**EXERCISE 1**
Please copy out, unchanged, the stretch of the listing below that opens with the line containing "divider [787,391,1181,392]" and closes with the line containing "size-guide-link[interactable]: 사이즈 가이드".

There was no information available to the officer that another person had been in the cab with Kinsman or that Kinsman had been a mere passenger at the time of the crash. The Director is correct that the fact that the officer did not see Kinsman driving his cab does not resolve the matter. "Circumstantial evidence may be relied on when the officer does not actually see who operated the motor vehicle." See Mayberry, 983 S.W.2d at 631. "Circumstantial evidence means evidence that does not directly prove a fact in issue but gives rise to a logical inference that the fact exists." State v. Harris, 807 S.W.2d 528, 529 (Mo. App. 1991).
The Director cites Cox v. Dir. of Revenue, 37 S.W.3d 304 (Mo. App. 2000). In that case, which was submitted on a set of stipulated facts, a seriously injured person was found lying next to his crashed vehicle, in an intoxicated state, with the driver side door of the car standing open. There were no witnesses able to testify as to who had been driving the vehicle. The court ruled that while the "circumstantial evidence does not directly prove Cox was driving . . . plainly gives rise to a logical inference that Cox was the driver." Id. at 308. Since no evidence contradicted the inference, the court reversed the trial court decision and ordered the revocation reinstated. Cox shows a willingness of the court, where there is evidence of probable cause, to reverse the contrary conclusion of the trial court when there is no evidence showing that the person in question was not driving. In this case, as in Cox, there is simply no evidence that Kinsman was not driving the vehicle.

(Excerpts from a layout annotation set)

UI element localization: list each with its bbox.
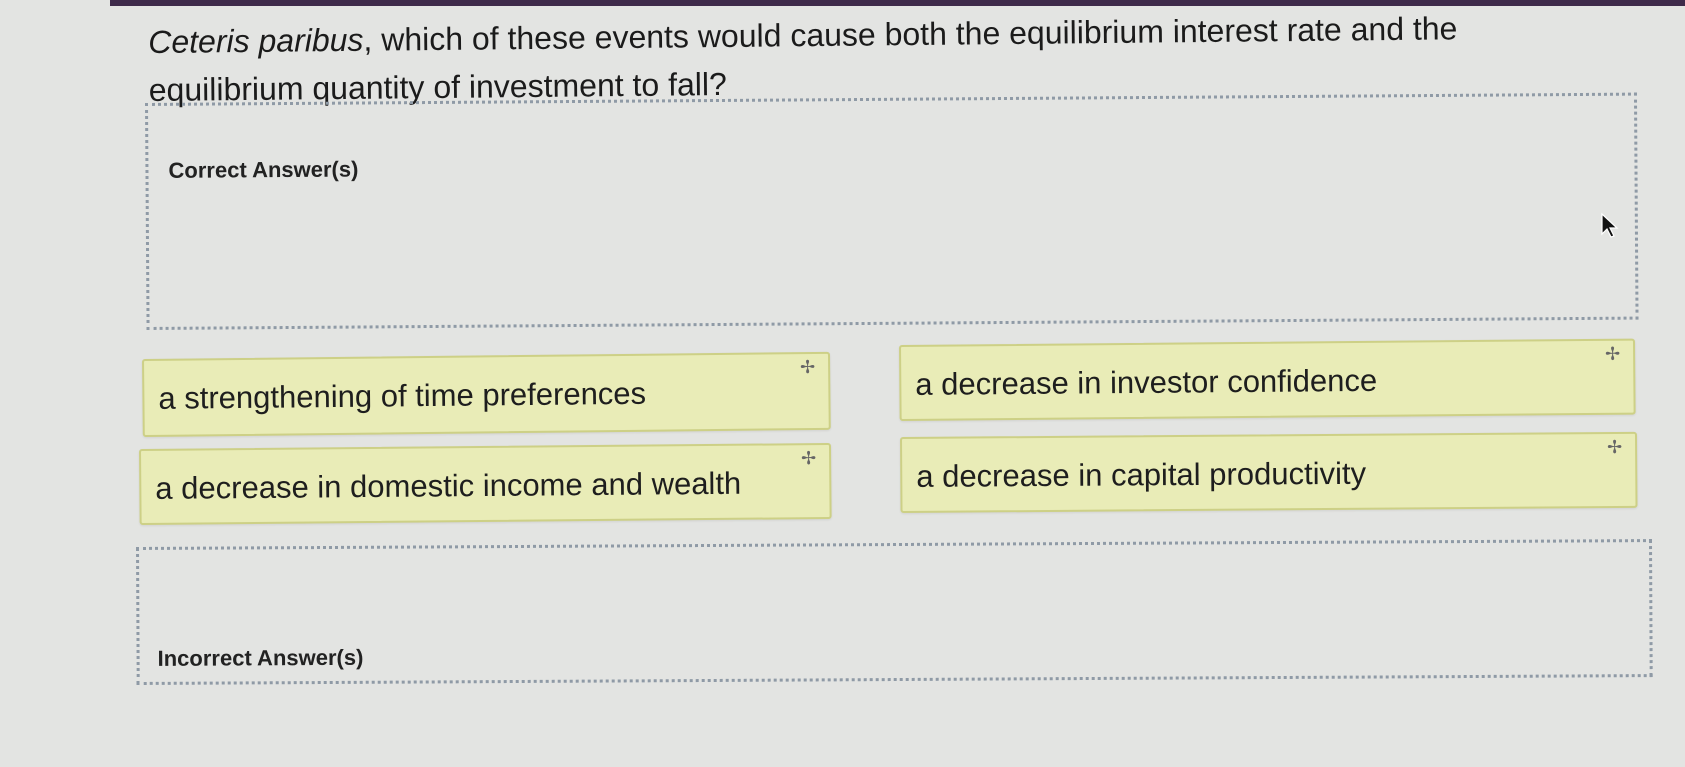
- question-italic: Ceteris paribus: [148, 21, 364, 60]
- move-icon[interactable]: ✢: [1607, 437, 1622, 457]
- mouse-cursor-icon: [1601, 212, 1619, 238]
- correct-answers-dropzone[interactable]: Correct Answer(s): [145, 92, 1639, 330]
- answer-card-label: a strengthening of time preferences: [158, 375, 647, 416]
- answer-card-capital-productivity[interactable]: a decrease in capital productivity ✢: [900, 431, 1638, 513]
- correct-answers-label: Correct Answer(s): [168, 156, 359, 183]
- answer-card-label: a decrease in investor confidence: [915, 362, 1378, 402]
- answer-card-label: a decrease in capital productivity: [916, 455, 1367, 494]
- move-icon[interactable]: ✢: [800, 357, 815, 377]
- answer-card-investor-confidence[interactable]: a decrease in investor confidence ✢: [899, 338, 1636, 421]
- answer-card-income-wealth[interactable]: a decrease in domestic income and wealth…: [139, 442, 832, 525]
- move-icon[interactable]: ✢: [1605, 344, 1620, 364]
- move-icon[interactable]: ✢: [801, 448, 816, 468]
- incorrect-answers-label: Incorrect Answer(s): [157, 644, 364, 671]
- answer-card-label: a decrease in domestic income and wealth: [155, 465, 742, 506]
- answer-card-time-preferences[interactable]: a strengthening of time preferences ✢: [142, 351, 831, 437]
- incorrect-answers-dropzone[interactable]: Incorrect Answer(s): [136, 539, 1653, 685]
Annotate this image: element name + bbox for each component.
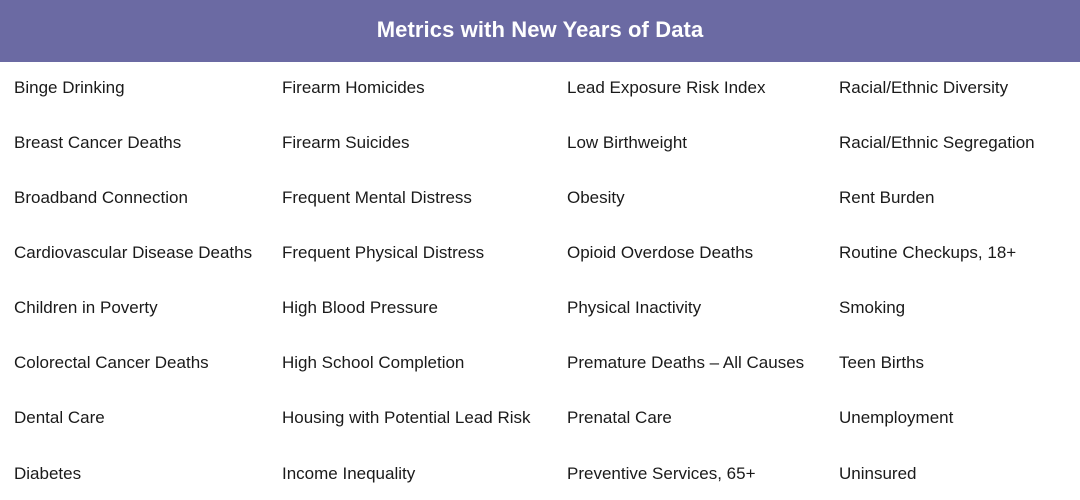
metric-item: Obesity: [567, 188, 625, 207]
metric-item: Prenatal Care: [567, 408, 672, 427]
metric-item: Firearm Homicides: [282, 78, 425, 97]
metric-item: Lead Exposure Risk Index: [567, 78, 766, 97]
metrics-grid: Binge Drinking Breast Cancer Deaths Broa…: [0, 62, 1080, 500]
metric-item: High Blood Pressure: [282, 298, 438, 317]
metric-item: Rent Burden: [839, 188, 935, 207]
metric-item: Frequent Physical Distress: [282, 243, 485, 262]
metric-item: Children in Poverty: [14, 298, 158, 317]
metric-item: Cardiovascular Disease Deaths: [14, 243, 253, 262]
header-banner: Metrics with New Years of Data: [0, 0, 1080, 62]
metric-item: Income Inequality: [282, 464, 416, 483]
metric-item: Diabetes: [14, 464, 82, 483]
metric-item: Preventive Services, 65+: [567, 464, 756, 483]
metric-item: Frequent Mental Distress: [282, 188, 472, 207]
metric-item: Premature Deaths – All Causes: [567, 353, 805, 372]
metric-item: Teen Births: [839, 353, 925, 372]
metric-item: Uninsured: [839, 464, 917, 483]
metric-item: Racial/Ethnic Segregation: [839, 133, 1035, 152]
metric-item: Binge Drinking: [14, 78, 125, 97]
metric-item: Breast Cancer Deaths: [14, 133, 182, 152]
metric-item: High School Completion: [282, 353, 465, 372]
metric-item: Broadband Connection: [14, 188, 188, 207]
page-title: Metrics with New Years of Data: [376, 16, 704, 42]
metric-item: Firearm Suicides: [282, 133, 410, 152]
metric-item: Routine Checkups, 18+: [839, 243, 1017, 262]
metric-item: Racial/Ethnic Diversity: [839, 78, 1009, 97]
metric-item: Colorectal Cancer Deaths: [14, 353, 209, 372]
metric-item: Housing with Potential Lead Risk: [282, 408, 531, 427]
metric-item: Smoking: [839, 298, 906, 317]
metric-item: Unemployment: [839, 408, 954, 427]
metric-item: Opioid Overdose Deaths: [567, 243, 754, 262]
metric-item: Dental Care: [14, 408, 105, 427]
metric-item: Physical Inactivity: [567, 298, 702, 317]
metric-item: Low Birthweight: [567, 133, 688, 152]
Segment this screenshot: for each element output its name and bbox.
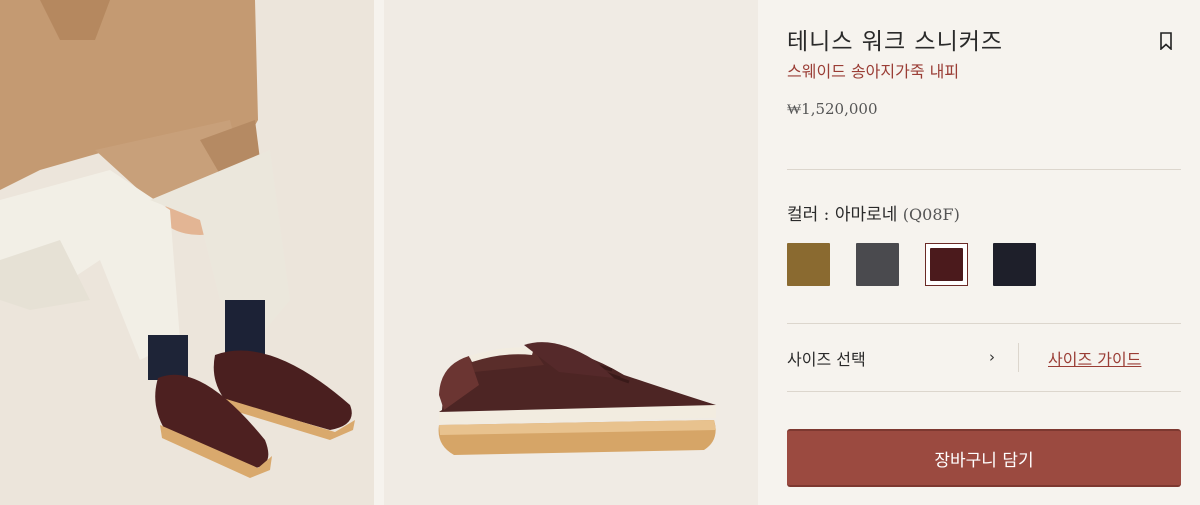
divider [787,391,1181,392]
color-label: 컬러 : 아마로네 (Q08F) [787,200,960,225]
model-illustration [0,0,374,505]
image-gutter [374,0,384,505]
sneaker-illustration [384,0,758,505]
product-price: ₩1,520,000 [787,100,878,118]
color-swatch-olive-brown[interactable] [787,243,830,286]
product-subtitle: 스웨이드 송아지가죽 내피 [787,62,960,81]
divider [787,169,1181,170]
model-photo [0,0,374,505]
swatch-fill [787,243,830,286]
color-name: 컬러 : 아마로네 [787,205,898,225]
add-to-cart-button[interactable]: 장바구니 담기 [787,429,1181,487]
size-guide-link[interactable]: 사이즈 가이드 [1048,346,1141,370]
product-title: 테니스 워크 스니커즈 [787,29,1004,55]
chevron-right-icon[interactable]: › [989,348,995,366]
bookmark-icon[interactable] [1159,32,1173,50]
swatch-fill [856,243,899,286]
color-swatch-grey[interactable] [856,243,899,286]
size-select-label[interactable]: 사이즈 선택 [787,346,866,370]
color-swatch-navy[interactable] [993,243,1036,286]
size-separator [1018,343,1019,372]
swatch-fill [993,243,1036,286]
product-info-panel: 테니스 워크 스니커즈 스웨이드 송아지가죽 내피 ₩1,520,000 컬러 … [787,0,1181,505]
color-swatch-amarone[interactable] [925,243,968,286]
divider [787,323,1181,324]
product-photo [384,0,758,505]
swatch-fill [930,248,963,281]
color-code: (Q08F) [902,205,960,224]
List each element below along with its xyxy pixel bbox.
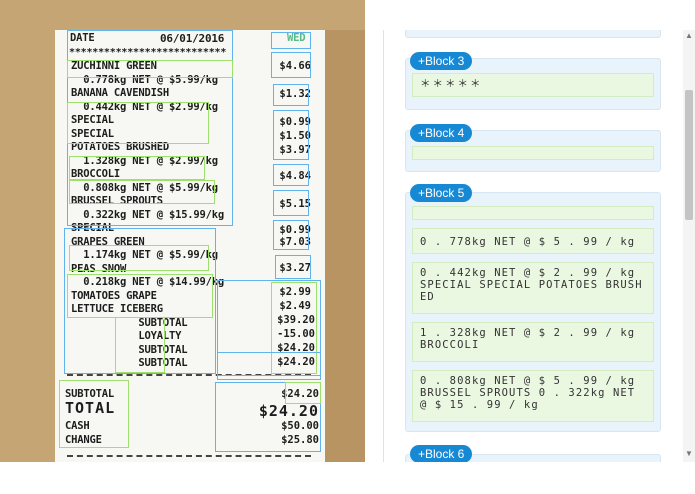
detection-box bbox=[217, 352, 321, 380]
detection-box bbox=[273, 164, 309, 186]
detection-box bbox=[271, 52, 311, 78]
detection-box bbox=[69, 180, 215, 204]
block-5-line[interactable] bbox=[412, 206, 654, 220]
block-5-line[interactable]: 0 . 808kg NET @ $ 5 . 99 / kg BRUSSEL SP… bbox=[412, 370, 654, 422]
scroll-up-icon[interactable]: ▲ bbox=[685, 32, 693, 40]
block-5-line[interactable]: 1 . 328kg NET @ $ 2 . 99 / kg BROCCOLI bbox=[412, 322, 654, 362]
detection-box bbox=[273, 110, 309, 160]
scrollbar-thumb[interactable] bbox=[685, 90, 693, 220]
detection-box bbox=[67, 274, 213, 318]
detection-box bbox=[273, 220, 309, 250]
ocr-blocks-panel[interactable]: +Block 3 ＊＊＊＊＊ +Block 4 +Block 5 0 . 778… bbox=[383, 30, 695, 462]
panel-scrollbar[interactable]: ▲ ▼ bbox=[683, 30, 695, 462]
receipt-background bbox=[325, 30, 365, 462]
block-5-toggle[interactable]: +Block 5 bbox=[410, 184, 473, 202]
block-5-line[interactable]: 0 . 442kg NET @ $ 2 . 99 / kg SPECIAL SP… bbox=[412, 262, 654, 314]
block-2-card bbox=[405, 30, 661, 38]
detection-box bbox=[67, 102, 209, 144]
block-4-toggle[interactable]: +Block 4 bbox=[410, 124, 473, 142]
block-3-line[interactable]: ＊＊＊＊＊ bbox=[412, 73, 654, 97]
detection-box bbox=[275, 255, 311, 279]
block-6-toggle[interactable]: +Block 6 bbox=[410, 445, 473, 462]
scroll-down-icon[interactable]: ▼ bbox=[685, 450, 693, 458]
detection-box bbox=[273, 190, 309, 216]
receipt-image: DATE 06/01/2016 WED ********************… bbox=[0, 0, 365, 462]
detection-box bbox=[59, 380, 129, 448]
detection-box bbox=[273, 84, 309, 106]
detection-box bbox=[67, 60, 233, 78]
block-5-line[interactable]: 0 . 778kg NET @ $ 5 . 99 / kg bbox=[412, 228, 654, 254]
block-3-toggle[interactable]: +Block 3 bbox=[410, 52, 473, 70]
receipt-paper: DATE 06/01/2016 WED ********************… bbox=[55, 30, 325, 462]
detection-box bbox=[69, 245, 209, 271]
detection-box bbox=[271, 32, 311, 49]
detection-box bbox=[69, 156, 205, 180]
detection-box bbox=[115, 317, 165, 373]
receipt-divider-bottom bbox=[67, 455, 311, 457]
block-4-line[interactable] bbox=[412, 146, 654, 160]
detection-box bbox=[285, 382, 321, 404]
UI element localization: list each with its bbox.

**EXERCISE 2**
Answer these questions from the passage on Kinsman's crash:
(a) What did the officer not see Kinsman doing?
(b) In Cox, which door of the crashed vehicle was standing open?
(c) After reversing the trial court decision in Cox, what did the court order?

**WRITTEN REPLY 1**
divider [787,391,1181,392]
color-label: 컬러 : 아마로네 (Q08F) [787,200,960,225]
model-illustration [0,0,374,505]
image-gutter [374,0,384,505]
sneaker-illustration [384,0,758,505]
product-price: ₩1,520,000 [787,100,878,118]
color-swatch-olive-brown[interactable] [787,243,830,286]
product-subtitle: 스웨이드 송아지가죽 내피 [787,62,960,81]
divider [787,169,1181,170]
model-photo [0,0,374,505]
swatch-fill [787,243,830,286]
color-name: 컬러 : 아마로네 [787,205,898,225]
add-to-cart-button[interactable]: 장바구니 담기 [787,429,1181,487]
size-guide-link[interactable]: 사이즈 가이드 [1048,346,1141,370]

**WRITTEN REPLY 2**
(a) Driving his cab.
(b) The driver side door.
(c) That the revocation be reinstated.